# Given instruction:
What number of lines hold the word "this"? State that number and nothing besides.

++++ Supplied material

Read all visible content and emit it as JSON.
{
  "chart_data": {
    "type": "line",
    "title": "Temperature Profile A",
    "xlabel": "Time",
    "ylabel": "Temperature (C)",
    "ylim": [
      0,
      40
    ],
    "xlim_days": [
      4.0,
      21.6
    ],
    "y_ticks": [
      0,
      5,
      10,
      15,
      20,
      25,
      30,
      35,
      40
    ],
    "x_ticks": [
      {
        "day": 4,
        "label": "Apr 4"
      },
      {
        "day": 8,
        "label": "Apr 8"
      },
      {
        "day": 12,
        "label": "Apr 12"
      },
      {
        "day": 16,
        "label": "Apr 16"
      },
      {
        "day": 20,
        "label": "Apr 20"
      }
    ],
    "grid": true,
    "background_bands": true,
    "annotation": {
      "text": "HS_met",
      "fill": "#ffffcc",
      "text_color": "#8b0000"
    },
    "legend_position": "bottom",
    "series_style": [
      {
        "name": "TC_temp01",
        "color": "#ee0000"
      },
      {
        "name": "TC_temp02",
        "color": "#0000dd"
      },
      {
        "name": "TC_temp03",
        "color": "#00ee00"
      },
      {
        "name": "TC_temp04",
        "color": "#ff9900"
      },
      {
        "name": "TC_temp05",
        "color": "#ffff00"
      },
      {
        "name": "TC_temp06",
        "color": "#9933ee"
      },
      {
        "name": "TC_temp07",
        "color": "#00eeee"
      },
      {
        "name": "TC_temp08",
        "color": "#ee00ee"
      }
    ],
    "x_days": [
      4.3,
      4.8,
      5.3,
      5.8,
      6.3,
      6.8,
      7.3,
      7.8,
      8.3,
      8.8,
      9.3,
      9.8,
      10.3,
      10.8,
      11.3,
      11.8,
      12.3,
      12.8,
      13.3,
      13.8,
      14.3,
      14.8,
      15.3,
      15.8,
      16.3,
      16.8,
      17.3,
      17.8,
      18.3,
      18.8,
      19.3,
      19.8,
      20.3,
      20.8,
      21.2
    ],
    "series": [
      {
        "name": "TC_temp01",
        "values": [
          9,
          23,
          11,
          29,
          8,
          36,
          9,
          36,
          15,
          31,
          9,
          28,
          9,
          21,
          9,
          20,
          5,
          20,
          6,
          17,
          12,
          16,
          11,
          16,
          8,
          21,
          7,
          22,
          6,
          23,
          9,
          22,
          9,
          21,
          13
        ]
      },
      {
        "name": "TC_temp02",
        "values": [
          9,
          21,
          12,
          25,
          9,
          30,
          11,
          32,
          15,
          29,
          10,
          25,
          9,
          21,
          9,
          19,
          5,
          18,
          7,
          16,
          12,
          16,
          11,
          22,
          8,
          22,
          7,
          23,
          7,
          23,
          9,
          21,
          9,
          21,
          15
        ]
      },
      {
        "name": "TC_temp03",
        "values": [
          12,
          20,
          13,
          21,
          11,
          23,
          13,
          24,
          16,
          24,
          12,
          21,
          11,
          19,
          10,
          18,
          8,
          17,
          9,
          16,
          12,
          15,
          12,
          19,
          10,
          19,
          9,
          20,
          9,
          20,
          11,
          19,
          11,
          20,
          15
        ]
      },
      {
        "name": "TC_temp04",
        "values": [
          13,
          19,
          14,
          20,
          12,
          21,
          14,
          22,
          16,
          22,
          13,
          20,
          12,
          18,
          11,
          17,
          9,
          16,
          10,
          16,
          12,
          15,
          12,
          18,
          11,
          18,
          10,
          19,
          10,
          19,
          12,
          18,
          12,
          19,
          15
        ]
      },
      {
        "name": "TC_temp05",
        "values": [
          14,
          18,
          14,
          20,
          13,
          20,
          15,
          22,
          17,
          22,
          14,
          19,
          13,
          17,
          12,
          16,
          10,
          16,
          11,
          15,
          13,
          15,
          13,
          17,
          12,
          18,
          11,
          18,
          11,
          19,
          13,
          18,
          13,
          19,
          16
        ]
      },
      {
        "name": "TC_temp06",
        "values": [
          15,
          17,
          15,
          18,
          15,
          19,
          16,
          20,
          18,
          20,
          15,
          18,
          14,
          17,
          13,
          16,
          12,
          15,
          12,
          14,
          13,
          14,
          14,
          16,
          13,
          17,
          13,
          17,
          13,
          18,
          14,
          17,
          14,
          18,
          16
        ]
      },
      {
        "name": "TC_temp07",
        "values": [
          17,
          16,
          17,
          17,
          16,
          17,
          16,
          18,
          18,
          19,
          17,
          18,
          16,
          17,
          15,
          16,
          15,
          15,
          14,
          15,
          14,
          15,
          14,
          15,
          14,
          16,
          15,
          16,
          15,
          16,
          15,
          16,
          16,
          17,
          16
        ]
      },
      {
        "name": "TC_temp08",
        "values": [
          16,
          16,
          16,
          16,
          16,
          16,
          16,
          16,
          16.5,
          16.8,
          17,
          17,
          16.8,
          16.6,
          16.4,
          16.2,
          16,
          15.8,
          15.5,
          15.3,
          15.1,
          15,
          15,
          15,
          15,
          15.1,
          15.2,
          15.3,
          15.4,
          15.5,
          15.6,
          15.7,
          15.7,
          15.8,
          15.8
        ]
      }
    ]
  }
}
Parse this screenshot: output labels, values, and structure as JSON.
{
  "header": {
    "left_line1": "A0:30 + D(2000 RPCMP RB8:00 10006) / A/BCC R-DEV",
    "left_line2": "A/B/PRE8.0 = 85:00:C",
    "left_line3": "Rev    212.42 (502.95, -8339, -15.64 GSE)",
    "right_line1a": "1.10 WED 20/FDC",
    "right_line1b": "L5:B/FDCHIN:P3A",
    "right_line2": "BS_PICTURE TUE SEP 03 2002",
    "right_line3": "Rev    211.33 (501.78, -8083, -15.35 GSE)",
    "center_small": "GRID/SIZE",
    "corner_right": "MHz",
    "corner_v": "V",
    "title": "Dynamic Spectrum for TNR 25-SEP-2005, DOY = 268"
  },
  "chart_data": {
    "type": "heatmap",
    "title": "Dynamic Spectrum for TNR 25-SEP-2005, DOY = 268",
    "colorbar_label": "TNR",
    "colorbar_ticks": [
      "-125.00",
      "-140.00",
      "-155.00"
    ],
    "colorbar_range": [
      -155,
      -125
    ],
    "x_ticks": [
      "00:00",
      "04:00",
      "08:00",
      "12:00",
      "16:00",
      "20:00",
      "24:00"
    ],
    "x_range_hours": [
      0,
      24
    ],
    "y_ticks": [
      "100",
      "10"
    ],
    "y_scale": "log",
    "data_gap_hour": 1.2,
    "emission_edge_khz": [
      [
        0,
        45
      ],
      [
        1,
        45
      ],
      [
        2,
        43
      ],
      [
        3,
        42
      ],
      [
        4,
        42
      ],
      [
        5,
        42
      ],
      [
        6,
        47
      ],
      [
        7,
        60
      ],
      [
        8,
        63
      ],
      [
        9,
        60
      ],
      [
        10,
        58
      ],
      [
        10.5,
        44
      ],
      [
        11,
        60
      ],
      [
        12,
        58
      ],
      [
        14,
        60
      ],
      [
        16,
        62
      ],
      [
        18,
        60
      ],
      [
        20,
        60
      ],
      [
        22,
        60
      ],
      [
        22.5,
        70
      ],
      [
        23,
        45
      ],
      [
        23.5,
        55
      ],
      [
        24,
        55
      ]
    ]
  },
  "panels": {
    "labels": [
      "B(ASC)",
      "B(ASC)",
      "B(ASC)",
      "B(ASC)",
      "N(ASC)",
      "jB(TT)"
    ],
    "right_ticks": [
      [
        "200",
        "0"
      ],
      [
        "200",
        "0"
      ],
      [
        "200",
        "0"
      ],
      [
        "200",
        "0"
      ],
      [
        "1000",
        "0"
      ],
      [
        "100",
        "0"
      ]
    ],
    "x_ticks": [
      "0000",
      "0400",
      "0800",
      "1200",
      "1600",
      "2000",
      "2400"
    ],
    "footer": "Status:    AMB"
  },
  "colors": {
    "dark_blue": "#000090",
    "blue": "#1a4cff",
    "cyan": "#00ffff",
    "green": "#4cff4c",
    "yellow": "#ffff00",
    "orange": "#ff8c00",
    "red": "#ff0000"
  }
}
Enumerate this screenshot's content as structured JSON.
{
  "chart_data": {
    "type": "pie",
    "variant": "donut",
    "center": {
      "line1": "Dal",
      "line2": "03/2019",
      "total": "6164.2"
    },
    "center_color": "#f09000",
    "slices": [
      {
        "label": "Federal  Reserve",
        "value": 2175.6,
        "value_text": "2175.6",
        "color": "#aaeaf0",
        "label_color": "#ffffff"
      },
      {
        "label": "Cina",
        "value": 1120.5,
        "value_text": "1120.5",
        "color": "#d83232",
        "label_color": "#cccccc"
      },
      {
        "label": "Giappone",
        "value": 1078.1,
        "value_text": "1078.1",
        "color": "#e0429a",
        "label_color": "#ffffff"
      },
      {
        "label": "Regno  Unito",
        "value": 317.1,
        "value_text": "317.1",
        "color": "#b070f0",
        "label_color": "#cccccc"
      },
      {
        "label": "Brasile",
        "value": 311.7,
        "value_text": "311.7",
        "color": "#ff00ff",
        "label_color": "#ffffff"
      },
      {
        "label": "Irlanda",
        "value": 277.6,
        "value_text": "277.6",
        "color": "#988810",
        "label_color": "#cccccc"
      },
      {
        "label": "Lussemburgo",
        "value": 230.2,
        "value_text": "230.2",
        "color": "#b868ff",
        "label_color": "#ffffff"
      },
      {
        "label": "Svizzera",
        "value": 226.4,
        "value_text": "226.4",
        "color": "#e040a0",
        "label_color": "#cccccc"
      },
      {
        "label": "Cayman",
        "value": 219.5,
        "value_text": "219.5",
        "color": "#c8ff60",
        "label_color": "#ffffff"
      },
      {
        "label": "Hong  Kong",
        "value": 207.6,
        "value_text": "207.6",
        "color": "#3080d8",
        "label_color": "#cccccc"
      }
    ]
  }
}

++++++++

# Correct response:
2